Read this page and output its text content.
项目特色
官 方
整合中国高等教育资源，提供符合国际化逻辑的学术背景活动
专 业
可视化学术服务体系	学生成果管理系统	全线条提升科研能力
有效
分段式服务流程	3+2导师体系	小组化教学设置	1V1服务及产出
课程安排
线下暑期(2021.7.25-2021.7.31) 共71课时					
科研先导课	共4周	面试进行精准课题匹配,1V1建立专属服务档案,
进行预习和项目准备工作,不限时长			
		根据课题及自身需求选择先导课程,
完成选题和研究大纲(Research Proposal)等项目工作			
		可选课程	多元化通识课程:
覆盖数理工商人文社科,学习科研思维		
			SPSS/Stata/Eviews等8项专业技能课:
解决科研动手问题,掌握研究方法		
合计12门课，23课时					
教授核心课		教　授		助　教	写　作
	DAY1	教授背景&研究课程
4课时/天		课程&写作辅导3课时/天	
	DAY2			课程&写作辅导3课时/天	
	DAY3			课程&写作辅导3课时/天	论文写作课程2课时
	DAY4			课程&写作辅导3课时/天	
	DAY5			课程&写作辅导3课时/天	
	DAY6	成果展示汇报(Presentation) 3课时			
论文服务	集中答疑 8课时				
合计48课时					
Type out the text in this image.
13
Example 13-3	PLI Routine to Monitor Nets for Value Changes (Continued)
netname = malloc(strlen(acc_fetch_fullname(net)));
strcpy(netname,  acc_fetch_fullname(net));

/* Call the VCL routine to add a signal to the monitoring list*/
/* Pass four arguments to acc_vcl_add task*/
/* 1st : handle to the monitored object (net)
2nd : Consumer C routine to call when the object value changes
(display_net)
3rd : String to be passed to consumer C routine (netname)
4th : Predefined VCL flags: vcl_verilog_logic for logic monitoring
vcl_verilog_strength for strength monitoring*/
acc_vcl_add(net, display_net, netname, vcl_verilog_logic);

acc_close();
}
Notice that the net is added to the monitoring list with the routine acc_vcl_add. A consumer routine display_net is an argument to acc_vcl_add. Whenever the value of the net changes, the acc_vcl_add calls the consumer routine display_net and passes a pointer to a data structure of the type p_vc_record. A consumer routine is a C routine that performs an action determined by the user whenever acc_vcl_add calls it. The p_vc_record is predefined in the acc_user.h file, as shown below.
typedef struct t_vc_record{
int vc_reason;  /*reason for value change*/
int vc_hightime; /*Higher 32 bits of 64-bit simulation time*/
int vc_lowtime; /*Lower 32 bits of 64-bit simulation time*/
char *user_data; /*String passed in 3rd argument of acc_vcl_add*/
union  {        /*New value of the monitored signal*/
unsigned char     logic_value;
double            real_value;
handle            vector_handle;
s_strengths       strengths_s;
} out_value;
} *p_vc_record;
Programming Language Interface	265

_ _ _ _ _

[Exercise description]
Identify each line in the records above that contains the word "handle", and copy it out in full.

[Response for this exercise]
/* 1st : handle to the monitored object (net)
handle            vector_handle;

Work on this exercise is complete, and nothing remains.